Repeat exactly the lines below, from the line containing "Convert this document image to plain text." through the last line, both included. Leave out any pictures.

Stored items from a collection:
· · ·

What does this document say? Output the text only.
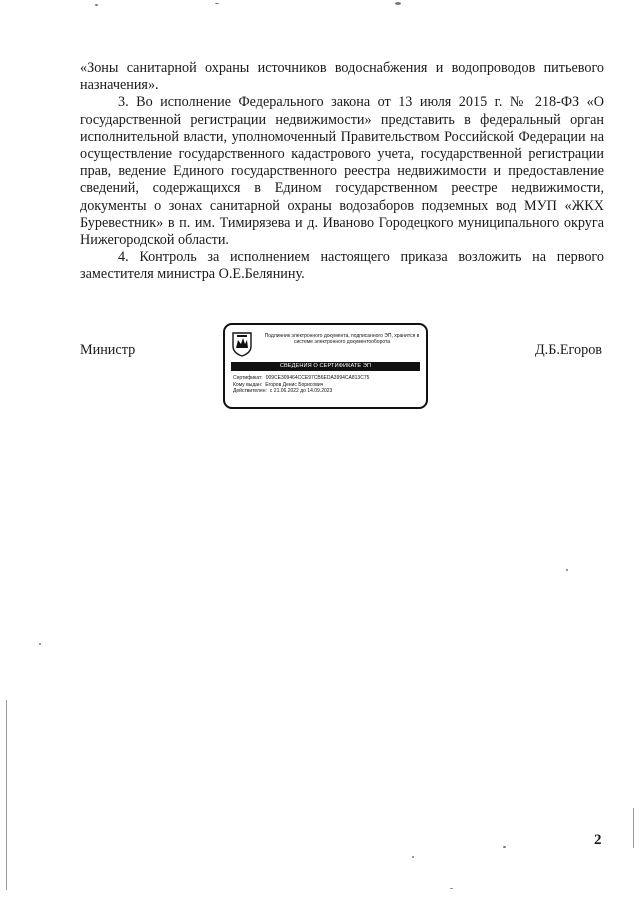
«Зоны санитарной охраны источников водоснабжения и водопроводов питьевого назначения».

3. Во исполнение Федерального закона от 13 июля 2015 г. № 218-ФЗ «О государственной регистрации недвижимости» представить в федеральный орган исполнительной власти, уполномоченный Правительством Российской Федерации на осуществление государственного кадастрового учета, государственной регистрации прав, ведение Единого государственного реестра недвижимости и предоставление сведений, содержащихся в Едином государственном реестре недвижимости, документы о зонах санитарной охраны водозаборов подземных вод МУП «ЖКХ Буревестник» в п. им. Тимирязева и д. Иваново Городецкого муниципального округа Нижегородской области.

4. Контроль за исполнением настоящего приказа возложить на первого заместителя министра О.Е.Белянину.

Министр	Д.Б.Егоров
Подлинник электронного документа, подписанного ЭП, хранится в системе электронного документооборота
СВЕДЕНИЯ О СЕРТИФИКАТЕ ЭП
Сертификат: 009CE309464CCE97CB6EDA3994CA813C75
Кому выдан: Егоров Денис Борисович
Действителен: с 21.06.2022 до 14.09.2023
2
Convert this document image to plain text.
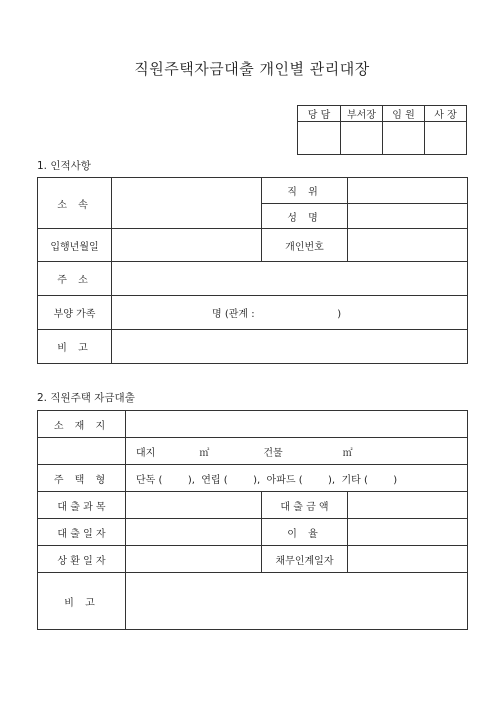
직원주택자금대출 개인별 관리대장
당 담	부서장	임 원	사 장

1. 인적사항
소 속		직 위	
		성 명	
입행년월일		개인번호	
주 소			
부양 가족	명 (관계 :                          )		
비 고			
2. 직원주택 자금대출
소 재 지			
	대지 ㎡ 건물 ㎡		
주 택 형	단독 (        ),  연립 (        ),  아파드 (        ),  기타 (        )		
대 출 과 목		대 출 금 액	
대 출 일 자		이 율	
상 환 일 자		채무인계일자	
비 고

· · ·

EXERCISE RESULT:
Convert this document image to plain text.
직원주택자금대출 개인별 관리대장
당 담	부서장	임 원	사 장

1. 인적사항
소 속		직 위	
		성 명	
입행년월일		개인번호	
주 소			
부양 가족	명 (관계 :                          )		
비 고			
2. 직원주택 자금대출
소 재 지			
	대지 ㎡ 건물 ㎡		
주 택 형	단독 (        ),  연립 (        ),  아파드 (        ),  기타 (        )		
대 출 과 목		대 출 금 액	
대 출 일 자		이 율	
상 환 일 자		채무인계일자	
비 고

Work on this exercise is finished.